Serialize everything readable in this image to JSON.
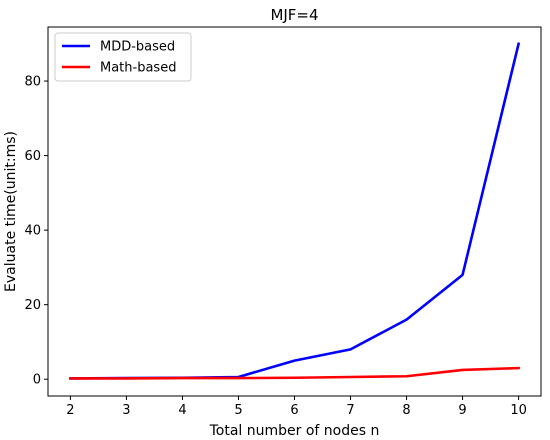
{
  "chart_data": {
    "type": "line",
    "title": "MJF=4",
    "xlabel": "Total number of nodes n",
    "ylabel": "Evaluate time(unit:ms)",
    "x": [
      2,
      3,
      4,
      5,
      6,
      7,
      8,
      9,
      10
    ],
    "xlim": [
      1.6,
      10.4
    ],
    "ylim": [
      -4.5,
      94.5
    ],
    "xticks": [
      2,
      3,
      4,
      5,
      6,
      7,
      8,
      9,
      10
    ],
    "yticks": [
      0,
      20,
      40,
      60,
      80
    ],
    "grid": false,
    "legend_position": "top-left",
    "series": [
      {
        "name": "MDD-based",
        "color": "#0000ff",
        "values": [
          0.2,
          0.3,
          0.4,
          0.6,
          5.0,
          8.0,
          16.0,
          28.0,
          90.0
        ]
      },
      {
        "name": "Math-based",
        "color": "#ff0000",
        "values": [
          0.2,
          0.2,
          0.3,
          0.3,
          0.4,
          0.6,
          0.8,
          2.5,
          3.0
        ]
      }
    ]
  }
}
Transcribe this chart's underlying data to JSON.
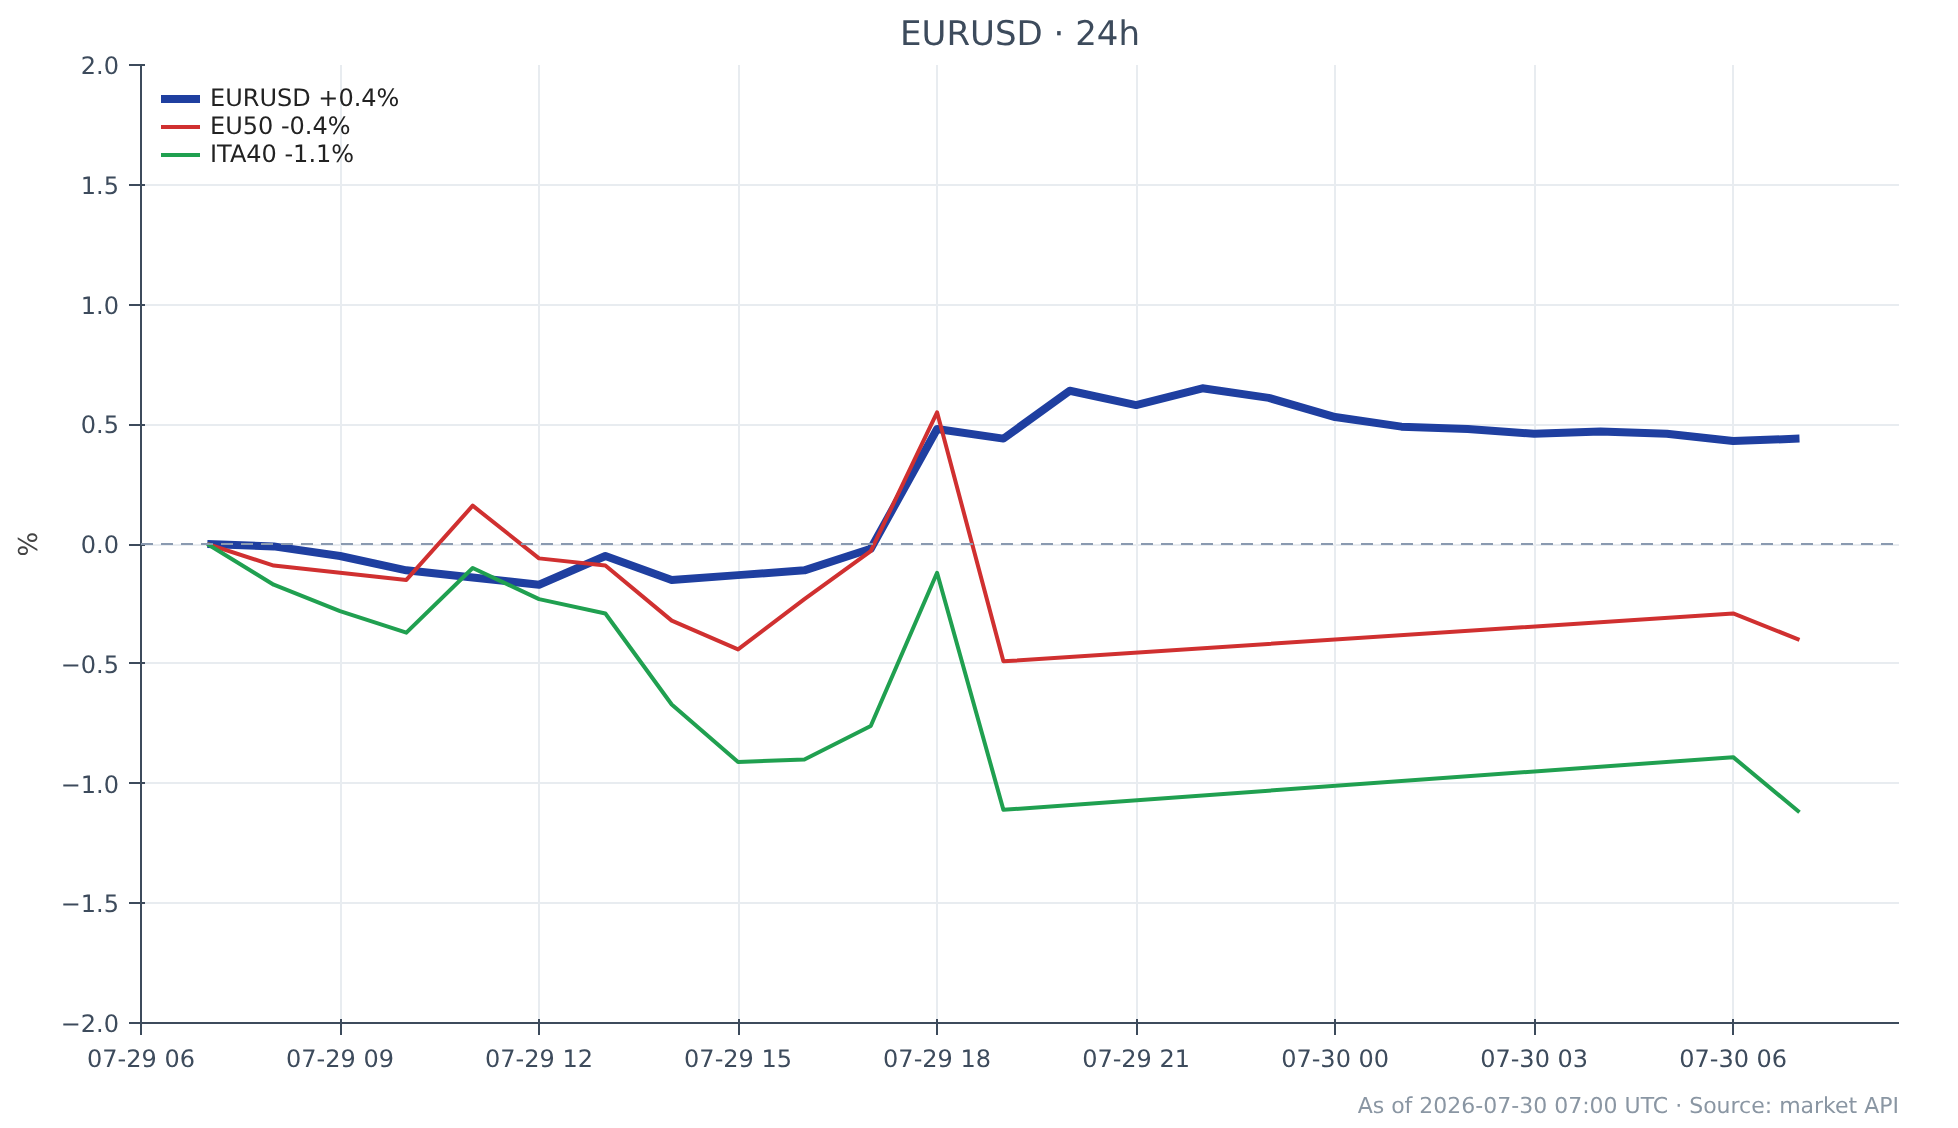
{
  "chart_data": {
    "type": "line",
    "title": "EURUSD · 24h",
    "ylabel": "%",
    "x": [
      "2026-07-29T07:00",
      "2026-07-29T08:00",
      "2026-07-29T09:00",
      "2026-07-29T10:00",
      "2026-07-29T11:00",
      "2026-07-29T12:00",
      "2026-07-29T13:00",
      "2026-07-29T14:00",
      "2026-07-29T15:00",
      "2026-07-29T16:00",
      "2026-07-29T17:00",
      "2026-07-29T18:00",
      "2026-07-29T19:00",
      "2026-07-29T20:00",
      "2026-07-29T21:00",
      "2026-07-29T22:00",
      "2026-07-29T23:00",
      "2026-07-30T00:00",
      "2026-07-30T01:00",
      "2026-07-30T02:00",
      "2026-07-30T03:00",
      "2026-07-30T04:00",
      "2026-07-30T05:00",
      "2026-07-30T06:00",
      "2026-07-30T07:00"
    ],
    "series": [
      {
        "name": "EURUSD +0.4%",
        "color": "#1f3fa0",
        "values": [
          0.0,
          -0.01,
          -0.05,
          -0.11,
          -0.14,
          -0.17,
          -0.05,
          -0.15,
          -0.13,
          -0.11,
          -0.02,
          0.48,
          0.44,
          0.64,
          0.58,
          0.65,
          0.61,
          0.53,
          0.49,
          0.48,
          0.46,
          0.47,
          0.46,
          0.43,
          0.44
        ]
      },
      {
        "name": "EU50 -0.4%",
        "color": "#d03030",
        "x": [
          "2026-07-29T07:00",
          "2026-07-29T08:00",
          "2026-07-29T09:00",
          "2026-07-29T10:00",
          "2026-07-29T11:00",
          "2026-07-29T12:00",
          "2026-07-29T13:00",
          "2026-07-29T14:00",
          "2026-07-29T15:00",
          "2026-07-29T16:00",
          "2026-07-29T17:00",
          "2026-07-29T18:00",
          "2026-07-29T19:00",
          "2026-07-30T06:00",
          "2026-07-30T07:00"
        ],
        "values": [
          0.0,
          -0.09,
          -0.12,
          -0.15,
          0.16,
          -0.06,
          -0.09,
          -0.32,
          -0.44,
          -0.23,
          -0.03,
          0.55,
          -0.49,
          -0.29,
          -0.4
        ]
      },
      {
        "name": "ITA40 -1.1%",
        "color": "#20a050",
        "x": [
          "2026-07-29T07:00",
          "2026-07-29T08:00",
          "2026-07-29T09:00",
          "2026-07-29T10:00",
          "2026-07-29T11:00",
          "2026-07-29T12:00",
          "2026-07-29T13:00",
          "2026-07-29T14:00",
          "2026-07-29T15:00",
          "2026-07-29T16:00",
          "2026-07-29T17:00",
          "2026-07-29T18:00",
          "2026-07-29T19:00",
          "2026-07-30T06:00",
          "2026-07-30T07:00"
        ],
        "values": [
          0.0,
          -0.17,
          -0.28,
          -0.37,
          -0.1,
          -0.23,
          -0.29,
          -0.67,
          -0.91,
          -0.9,
          -0.76,
          -0.12,
          -1.11,
          -0.89,
          -1.12
        ]
      }
    ],
    "xlim": [
      "2026-07-29T06:00",
      "2026-07-30T08:30"
    ],
    "xticks": [
      {
        "value": "2026-07-29T06:00",
        "label": "07-29 06"
      },
      {
        "value": "2026-07-29T09:00",
        "label": "07-29 09"
      },
      {
        "value": "2026-07-29T12:00",
        "label": "07-29 12"
      },
      {
        "value": "2026-07-29T15:00",
        "label": "07-29 15"
      },
      {
        "value": "2026-07-29T18:00",
        "label": "07-29 18"
      },
      {
        "value": "2026-07-29T21:00",
        "label": "07-29 21"
      },
      {
        "value": "2026-07-30T00:00",
        "label": "07-30 00"
      },
      {
        "value": "2026-07-30T03:00",
        "label": "07-30 03"
      },
      {
        "value": "2026-07-30T06:00",
        "label": "07-30 06"
      }
    ],
    "ylim": [
      -2.0,
      2.0
    ],
    "yticks": [
      {
        "value": -2.0,
        "label": "−2.0"
      },
      {
        "value": -1.5,
        "label": "−1.5"
      },
      {
        "value": -1.0,
        "label": "−1.0"
      },
      {
        "value": -0.5,
        "label": "−0.5"
      },
      {
        "value": 0.0,
        "label": "0.0"
      },
      {
        "value": 0.5,
        "label": "0.5"
      },
      {
        "value": 1.0,
        "label": "1.0"
      },
      {
        "value": 1.5,
        "label": "1.5"
      },
      {
        "value": 2.0,
        "label": "2.0"
      }
    ],
    "ref_lines": [
      {
        "axis": "y",
        "value": 0,
        "color": "#8a9ab0",
        "line_style": "dashed"
      }
    ],
    "grid": true,
    "legend": "top left",
    "line_style": "solid",
    "annotations": [
      "As of 2026-07-30 07:00 UTC · Source: market API"
    ]
  }
}
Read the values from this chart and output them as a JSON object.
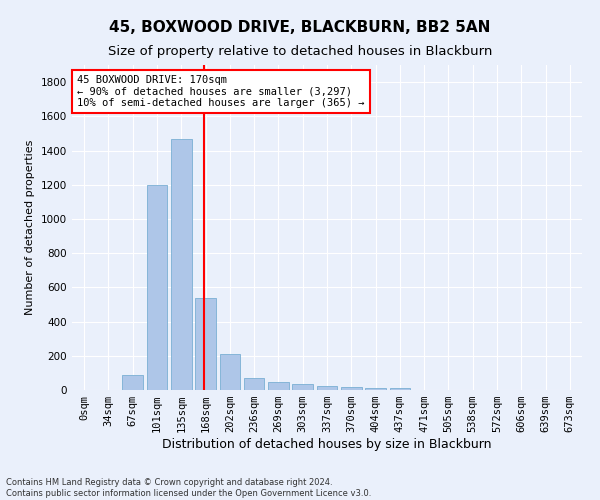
{
  "title": "45, BOXWOOD DRIVE, BLACKBURN, BB2 5AN",
  "subtitle": "Size of property relative to detached houses in Blackburn",
  "xlabel": "Distribution of detached houses by size in Blackburn",
  "ylabel": "Number of detached properties",
  "bar_color": "#aec6e8",
  "bar_edge_color": "#7aafd4",
  "categories": [
    "0sqm",
    "34sqm",
    "67sqm",
    "101sqm",
    "135sqm",
    "168sqm",
    "202sqm",
    "236sqm",
    "269sqm",
    "303sqm",
    "337sqm",
    "370sqm",
    "404sqm",
    "437sqm",
    "471sqm",
    "505sqm",
    "538sqm",
    "572sqm",
    "606sqm",
    "639sqm",
    "673sqm"
  ],
  "values": [
    0,
    0,
    90,
    1200,
    1470,
    535,
    210,
    70,
    45,
    35,
    25,
    20,
    10,
    10,
    0,
    0,
    0,
    0,
    0,
    0,
    0
  ],
  "ylim": [
    0,
    1900
  ],
  "yticks": [
    0,
    200,
    400,
    600,
    800,
    1000,
    1200,
    1400,
    1600,
    1800
  ],
  "red_line_bin": 5,
  "annotation_title": "45 BOXWOOD DRIVE: 170sqm",
  "annotation_line1": "← 90% of detached houses are smaller (3,297)",
  "annotation_line2": "10% of semi-detached houses are larger (365) →",
  "footer_line1": "Contains HM Land Registry data © Crown copyright and database right 2024.",
  "footer_line2": "Contains public sector information licensed under the Open Government Licence v3.0.",
  "background_color": "#eaf0fb",
  "grid_color": "#ffffff",
  "title_fontsize": 11,
  "subtitle_fontsize": 9.5,
  "xlabel_fontsize": 9,
  "ylabel_fontsize": 8,
  "tick_fontsize": 7.5,
  "annotation_fontsize": 7.5,
  "footer_fontsize": 6
}
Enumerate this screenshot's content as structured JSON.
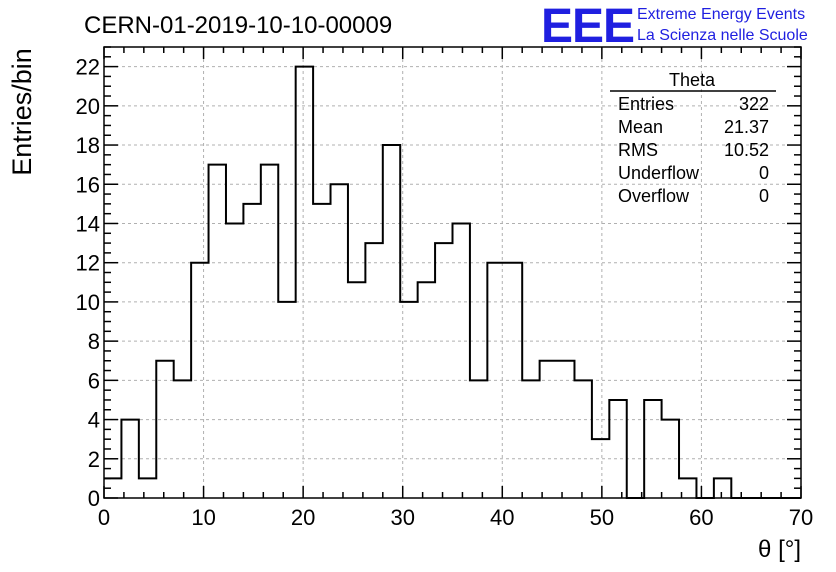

Problem - Reproduce each line word for word and drop the pictures.

Complete response -
Serialize everything readable in this image to JSON.
{
  "chart_data": {
    "type": "line",
    "title": "MJF=4",
    "xlabel": "Total number of nodes n",
    "ylabel": "Evaluate time(unit:ms)",
    "x": [
      2,
      3,
      4,
      5,
      6,
      7,
      8,
      9,
      10
    ],
    "xlim": [
      1.6,
      10.4
    ],
    "ylim": [
      -4.5,
      94.5
    ],
    "xticks": [
      2,
      3,
      4,
      5,
      6,
      7,
      8,
      9,
      10
    ],
    "yticks": [
      0,
      20,
      40,
      60,
      80
    ],
    "grid": false,
    "legend_position": "top-left",
    "series": [
      {
        "name": "MDD-based",
        "color": "#0000ff",
        "values": [
          0.2,
          0.3,
          0.4,
          0.6,
          5.0,
          8.0,
          16.0,
          28.0,
          90.0
        ]
      },
      {
        "name": "Math-based",
        "color": "#ff0000",
        "values": [
          0.2,
          0.2,
          0.3,
          0.3,
          0.4,
          0.6,
          0.8,
          2.5,
          3.0
        ]
      }
    ]
  }
}
Transcribe this chart's underlying data to JSON.
{
  "chart_data": {
    "type": "line",
    "title": "EURUSD · 24h",
    "ylabel": "%",
    "x": [
      "2026-07-29T07:00",
      "2026-07-29T08:00",
      "2026-07-29T09:00",
      "2026-07-29T10:00",
      "2026-07-29T11:00",
      "2026-07-29T12:00",
      "2026-07-29T13:00",
      "2026-07-29T14:00",
      "2026-07-29T15:00",
      "2026-07-29T16:00",
      "2026-07-29T17:00",
      "2026-07-29T18:00",
      "2026-07-29T19:00",
      "2026-07-29T20:00",
      "2026-07-29T21:00",
      "2026-07-29T22:00",
      "2026-07-29T23:00",
      "2026-07-30T00:00",
      "2026-07-30T01:00",
      "2026-07-30T02:00",
      "2026-07-30T03:00",
      "2026-07-30T04:00",
      "2026-07-30T05:00",
      "2026-07-30T06:00",
      "2026-07-30T07:00"
    ],
    "series": [
      {
        "name": "EURUSD +0.4%",
        "color": "#1f3fa0",
        "values": [
          0.0,
          -0.01,
          -0.05,
          -0.11,
          -0.14,
          -0.17,
          -0.05,
          -0.15,
          -0.13,
          -0.11,
          -0.02,
          0.48,
          0.44,
          0.64,
          0.58,
          0.65,
          0.61,
          0.53,
          0.49,
          0.48,
          0.46,
          0.47,
          0.46,
          0.43,
          0.44
        ]
      },
      {
        "name": "EU50 -0.4%",
        "color": "#d03030",
        "x": [
          "2026-07-29T07:00",
          "2026-07-29T08:00",
          "2026-07-29T09:00",
          "2026-07-29T10:00",
          "2026-07-29T11:00",
          "2026-07-29T12:00",
          "2026-07-29T13:00",
          "2026-07-29T14:00",
          "2026-07-29T15:00",
          "2026-07-29T16:00",
          "2026-07-29T17:00",
          "2026-07-29T18:00",
          "2026-07-29T19:00",
          "2026-07-30T06:00",
          "2026-07-30T07:00"
        ],
        "values": [
          0.0,
          -0.09,
          -0.12,
          -0.15,
          0.16,
          -0.06,
          -0.09,
          -0.32,
          -0.44,
          -0.23,
          -0.03,
          0.55,
          -0.49,
          -0.29,
          -0.4
        ]
      },
      {
        "name": "ITA40 -1.1%",
        "color": "#20a050",
        "x": [
          "2026-07-29T07:00",
          "2026-07-29T08:00",
          "2026-07-29T09:00",
          "2026-07-29T10:00",
          "2026-07-29T11:00",
          "2026-07-29T12:00",
          "2026-07-29T13:00",
          "2026-07-29T14:00",
          "2026-07-29T15:00",
          "2026-07-29T16:00",
          "2026-07-29T17:00",
          "2026-07-29T18:00",
          "2026-07-29T19:00",
          "2026-07-30T06:00",
          "2026-07-30T07:00"
        ],
        "values": [
          0.0,
          -0.17,
          -0.28,
          -0.37,
          -0.1,
          -0.23,
          -0.29,
          -0.67,
          -0.91,
          -0.9,
          -0.76,
          -0.12,
          -1.11,
          -0.89,
          -1.12
        ]
      }
    ],
    "xlim": [
      "2026-07-29T06:00",
      "2026-07-30T08:30"
    ],
    "xticks": [
      {
        "value": "2026-07-29T06:00",
        "label": "07-29 06"
      },
      {
        "value": "2026-07-29T09:00",
        "label": "07-29 09"
      },
      {
        "value": "2026-07-29T12:00",
        "label": "07-29 12"
      },
      {
        "value": "2026-07-29T15:00",
        "label": "07-29 15"
      },
      {
        "value": "2026-07-29T18:00",
        "label": "07-29 18"
      },
      {
        "value": "2026-07-29T21:00",
        "label": "07-29 21"
      },
      {
        "value": "2026-07-30T00:00",
        "label": "07-30 00"
      },
      {
        "value": "2026-07-30T03:00",
        "label": "07-30 03"
      },
      {
        "value": "2026-07-30T06:00",
        "label": "07-30 06"
      }
    ],
    "ylim": [
      -2.0,
      2.0
    ],
    "yticks": [
      {
        "value": -2.0,
        "label": "−2.0"
      },
      {
        "value": -1.5,
        "label": "−1.5"
      },
      {
        "value": -1.0,
        "label": "−1.0"
      },
      {
        "value": -0.5,
        "label": "−0.5"
      },
      {
        "value": 0.0,
        "label": "0.0"
      },
      {
        "value": 0.5,
        "label": "0.5"
      },
      {
        "value": 1.0,
        "label": "1.0"
      },
      {
        "value": 1.5,
        "label": "1.5"
      },
      {
        "value": 2.0,
        "label": "2.0"
      }
    ],
    "ref_lines": [
      {
        "axis": "y",
        "value": 0,
        "color": "#8a9ab0",
        "line_style": "dashed"
      }
    ],
    "grid": true,
    "legend": "top left",
    "line_style": "solid",
    "annotations": [
      "As of 2026-07-30 07:00 UTC · Source: market API"
    ]
  }
}
Read the values from this chart and output them as a JSON object.
{
  "title": "45, BOXWOOD DRIVE, BLACKBURN, BB2 5AN",
  "subtitle": "Size of property relative to detached houses in Blackburn",
  "xlabel": "Distribution of detached houses by size in Blackburn",
  "ylabel": "Number of detached properties",
  "bar_color": "#aec6e8",
  "bar_edge_color": "#7aafd4",
  "categories": [
    "0sqm",
    "34sqm",
    "67sqm",
    "101sqm",
    "135sqm",
    "168sqm",
    "202sqm",
    "236sqm",
    "269sqm",
    "303sqm",
    "337sqm",
    "370sqm",
    "404sqm",
    "437sqm",
    "471sqm",
    "505sqm",
    "538sqm",
    "572sqm",
    "606sqm",
    "639sqm",
    "673sqm"
  ],
  "values": [
    0,
    0,
    90,
    1200,
    1470,
    535,
    210,
    70,
    45,
    35,
    25,
    20,
    10,
    10,
    0,
    0,
    0,
    0,
    0,
    0,
    0
  ],
  "ylim": [
    0,
    1900
  ],
  "yticks": [
    0,
    200,
    400,
    600,
    800,
    1000,
    1200,
    1400,
    1600,
    1800
  ],
  "red_line_bin": 5,
  "annotation_title": "45 BOXWOOD DRIVE: 170sqm",
  "annotation_line1": "← 90% of detached houses are smaller (3,297)",
  "annotation_line2": "10% of semi-detached houses are larger (365) →",
  "footer_line1": "Contains HM Land Registry data © Crown copyright and database right 2024.",
  "footer_line2": "Contains public sector information licensed under the Open Government Licence v3.0.",
  "background_color": "#eaf0fb",
  "grid_color": "#ffffff",
  "title_fontsize": 11,
  "subtitle_fontsize": 9.5,
  "xlabel_fontsize": 9,
  "ylabel_fontsize": 8,
  "tick_fontsize": 7.5,
  "annotation_fontsize": 7.5,
  "footer_fontsize": 6
}
Enumerate this screenshot's content as structured JSON.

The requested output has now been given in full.